▸ **DOCUMENT TEXT**
──────────────────────────────

WeWork sues Softbank over decision to terminate tender offer

Claiming Softbank's decision to withdraw is a breach of contractual obligations and fiduciary duty.
Written by Aimee Chanthadavong, Contributor

WeWork has filed a lawsuit against Softbank, alleging that the Japanese tech giant's recent decision to end a $3 billion tender offer was in breach of an agreement made by the two companies in October last year.

The agreement was signed by SoftBank, the SoftBank Vision Fund, WeWork, and its co-founder Adam Neumann.

Softbank withdrew its tender offer for WeWork shares early last week, citing that WeWork failed to meet "certain conditions" of the agreement. According to Softbank, the unfulfilled conditions were a failure to secure necessary antitrust approvals by an April 1 deadline and a failure to close and wrap up joint ventures in Asia.  

SoftBank also cited "the existence of multiple, new, and significant pending criminal and civil investigations" that were launched after the original tender offer was signed, as well as the COVID-19 outbreak, which has caused severe disruption for businesses worldwide. 

"Given our fiduciary duty to our shareholders, it would be irresponsible of SoftBank to ignore the fact that the conditions were not satisfied and to nevertheless consummate the tender offer," the company said

See also: WeWork and Uber drag SoftBank Group into historic negative territory

However, WeWork alleged in its lawsuit, which was filed in the Delaware Court of Chancery, that Softbank decision had breached its contractual obligations under the agreement and its "fiduciary duty to minority stockholders, including hundreds of its current and former employees".

"The Special Committee regrets the fact that Softbank continues to put its own interests ahead of those of WeWork's minority stockholders," WeWork stated.

"Instead of abiding by its contractual obligations, Softbank, under increasing pressure from activist investors, has engaged in a purposeful campaign to avoid completion of the tender offer."

──────────────────────────────

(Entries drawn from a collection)
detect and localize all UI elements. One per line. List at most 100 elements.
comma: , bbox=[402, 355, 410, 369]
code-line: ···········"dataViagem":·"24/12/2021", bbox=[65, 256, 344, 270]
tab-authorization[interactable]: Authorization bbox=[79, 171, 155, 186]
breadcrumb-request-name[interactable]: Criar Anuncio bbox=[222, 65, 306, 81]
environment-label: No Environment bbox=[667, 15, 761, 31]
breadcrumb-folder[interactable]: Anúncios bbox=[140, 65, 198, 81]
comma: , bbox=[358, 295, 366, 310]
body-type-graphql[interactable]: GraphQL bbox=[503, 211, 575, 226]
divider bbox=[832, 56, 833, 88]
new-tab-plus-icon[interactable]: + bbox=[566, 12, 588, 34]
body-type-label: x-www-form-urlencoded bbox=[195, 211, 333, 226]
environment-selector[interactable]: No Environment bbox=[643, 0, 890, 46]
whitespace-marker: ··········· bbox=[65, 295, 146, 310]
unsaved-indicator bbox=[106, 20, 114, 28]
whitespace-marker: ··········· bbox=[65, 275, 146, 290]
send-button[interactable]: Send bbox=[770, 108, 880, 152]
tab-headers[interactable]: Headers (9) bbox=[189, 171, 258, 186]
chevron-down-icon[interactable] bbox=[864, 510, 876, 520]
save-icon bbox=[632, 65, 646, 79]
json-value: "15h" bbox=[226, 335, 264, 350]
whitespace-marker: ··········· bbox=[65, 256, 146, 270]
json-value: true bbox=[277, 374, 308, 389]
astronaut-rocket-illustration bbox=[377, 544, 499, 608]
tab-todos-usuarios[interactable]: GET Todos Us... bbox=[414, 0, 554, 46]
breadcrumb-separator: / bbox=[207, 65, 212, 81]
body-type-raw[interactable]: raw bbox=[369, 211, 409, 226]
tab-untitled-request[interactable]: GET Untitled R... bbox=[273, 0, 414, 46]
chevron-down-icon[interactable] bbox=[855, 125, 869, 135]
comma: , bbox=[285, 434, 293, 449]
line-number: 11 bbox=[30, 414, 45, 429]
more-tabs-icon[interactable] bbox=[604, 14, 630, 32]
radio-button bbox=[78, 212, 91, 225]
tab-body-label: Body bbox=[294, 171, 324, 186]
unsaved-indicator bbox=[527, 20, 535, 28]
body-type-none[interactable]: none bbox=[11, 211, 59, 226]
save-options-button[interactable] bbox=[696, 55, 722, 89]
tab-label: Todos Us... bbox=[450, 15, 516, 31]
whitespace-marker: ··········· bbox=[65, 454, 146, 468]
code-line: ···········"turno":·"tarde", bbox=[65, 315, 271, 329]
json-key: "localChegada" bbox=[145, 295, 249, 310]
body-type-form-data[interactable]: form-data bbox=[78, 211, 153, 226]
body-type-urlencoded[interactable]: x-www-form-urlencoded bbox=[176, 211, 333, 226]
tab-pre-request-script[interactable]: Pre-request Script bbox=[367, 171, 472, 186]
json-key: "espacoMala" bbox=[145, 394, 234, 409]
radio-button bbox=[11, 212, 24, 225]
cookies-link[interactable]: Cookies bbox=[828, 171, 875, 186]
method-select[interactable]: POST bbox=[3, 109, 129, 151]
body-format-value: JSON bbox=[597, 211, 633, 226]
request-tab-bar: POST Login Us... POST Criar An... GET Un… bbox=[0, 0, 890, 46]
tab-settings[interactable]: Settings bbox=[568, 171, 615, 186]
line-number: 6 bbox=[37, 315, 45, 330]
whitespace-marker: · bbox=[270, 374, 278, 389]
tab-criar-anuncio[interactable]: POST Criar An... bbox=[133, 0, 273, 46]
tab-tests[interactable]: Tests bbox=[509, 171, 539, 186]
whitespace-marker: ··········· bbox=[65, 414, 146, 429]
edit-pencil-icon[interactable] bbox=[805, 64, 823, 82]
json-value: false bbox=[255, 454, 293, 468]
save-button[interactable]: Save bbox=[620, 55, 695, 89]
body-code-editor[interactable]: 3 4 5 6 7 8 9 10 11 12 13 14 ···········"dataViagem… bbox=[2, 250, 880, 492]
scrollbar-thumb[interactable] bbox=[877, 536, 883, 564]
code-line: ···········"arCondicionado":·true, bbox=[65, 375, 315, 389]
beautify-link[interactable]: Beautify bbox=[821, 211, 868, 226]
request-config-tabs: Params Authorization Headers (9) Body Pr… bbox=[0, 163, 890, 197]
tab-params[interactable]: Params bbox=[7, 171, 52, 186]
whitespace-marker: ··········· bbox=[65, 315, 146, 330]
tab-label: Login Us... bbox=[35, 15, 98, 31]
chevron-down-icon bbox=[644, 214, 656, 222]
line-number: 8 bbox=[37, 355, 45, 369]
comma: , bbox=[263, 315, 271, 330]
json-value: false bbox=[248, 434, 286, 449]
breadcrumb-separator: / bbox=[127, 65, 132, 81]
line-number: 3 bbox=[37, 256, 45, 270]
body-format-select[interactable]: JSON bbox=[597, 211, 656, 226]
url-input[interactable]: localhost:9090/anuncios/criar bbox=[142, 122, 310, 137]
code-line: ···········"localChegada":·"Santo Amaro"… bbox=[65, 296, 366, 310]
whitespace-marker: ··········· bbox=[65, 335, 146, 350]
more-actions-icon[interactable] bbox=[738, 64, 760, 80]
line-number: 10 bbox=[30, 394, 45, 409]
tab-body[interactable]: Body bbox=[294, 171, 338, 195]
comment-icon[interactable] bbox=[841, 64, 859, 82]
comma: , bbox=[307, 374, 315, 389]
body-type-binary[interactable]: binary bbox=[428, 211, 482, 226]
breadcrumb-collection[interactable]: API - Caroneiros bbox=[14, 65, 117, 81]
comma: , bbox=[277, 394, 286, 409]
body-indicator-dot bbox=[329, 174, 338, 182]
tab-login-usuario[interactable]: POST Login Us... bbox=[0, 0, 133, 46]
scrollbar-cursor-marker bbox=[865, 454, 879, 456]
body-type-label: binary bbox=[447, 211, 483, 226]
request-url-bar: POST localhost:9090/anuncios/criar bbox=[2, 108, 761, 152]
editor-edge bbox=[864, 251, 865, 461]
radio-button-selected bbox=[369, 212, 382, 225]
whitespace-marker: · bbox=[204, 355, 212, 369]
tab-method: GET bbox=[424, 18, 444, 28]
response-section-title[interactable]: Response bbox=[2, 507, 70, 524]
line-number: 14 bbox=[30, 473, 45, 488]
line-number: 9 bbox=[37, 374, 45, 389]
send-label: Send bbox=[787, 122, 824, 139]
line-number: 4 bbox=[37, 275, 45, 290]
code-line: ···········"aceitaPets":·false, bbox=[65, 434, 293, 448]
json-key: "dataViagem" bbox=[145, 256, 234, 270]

──────────────────────────────

▸ **ACTIVITIES**
**a)** In the article on WeWork's lawsuit against Softbank, which court received the lawsuit?
**b)** Please copy the text of the WeWork lawsuit article starting at "WeWork has filed" and ending at "ventures in Asia.".
**c)** Proceed with the article on WeWork's lawsuit against Softbank from where it stops.
The data has no role here.

▸ **ANSWERS BY ITEM**
**a)** The Delaware Court of Chancery.

**b)**
WeWork has filed a lawsuit against Softbank, alleging that the Japanese tech giant's recent decision to end a $3 billion tender offer was in breach of an agreement made by the two companies in October last year.

The agreement was signed by SoftBank, the SoftBank Vision Fund, WeWork, and its co-founder Adam Neumann.

Softbank withdrew its tender offer for WeWork shares early last week, citing that WeWork failed to meet "certain conditions" of the agreement. According to Softbank, the unfulfilled conditions were a failure to secure necessary antitrust approvals by an April 1 deadline and a failure to close and wrap up joint ventures in Asia.

**c)**
WeWork cited, as an example, that "Softbank first tried to thwart the roll-up of WeWork's joint venture in China, and then claimed that the conditions to closing the tender offer -- one of which is the roll-up of WeWork's joint venture in China -- were not met".

"This, and SoftBank's other claims related to its failure to complete the tender offer, are therefore either disingenuous or irrelevant to Softbank's contractual and other obligations," WeWork claimed.

WeWork is now calling for Softbank to complete the tender offer, or alternatively, provide compensation for breaching the contract and its fiduciary duty.

"We are committed to enforcing the terms of the MTA (master transaction agreement) and to ensuring that SoftBank upholds its commitments to WeWork's minority stockholders," WeWork said.

On Tuesday, SoftBank founder and CEO Masayoshi Son said at least 15 companies in the Vision Fund would go bankrupt as the company tightens its financial belt in the midst of the novel COVID-19 outbreak. 

SoftBank Vision Fund reported operating losses of ¥225 billion during Q3, which almost completely wiped out the Japanese company's bottom line.

In addition, SoftBank recently announced a $41 billion share buyback scheme that would involve the sale of assets to shore up share prices and reduce debt. A $4.8 billion buyback scheme, separate from the latest program, is also in motion.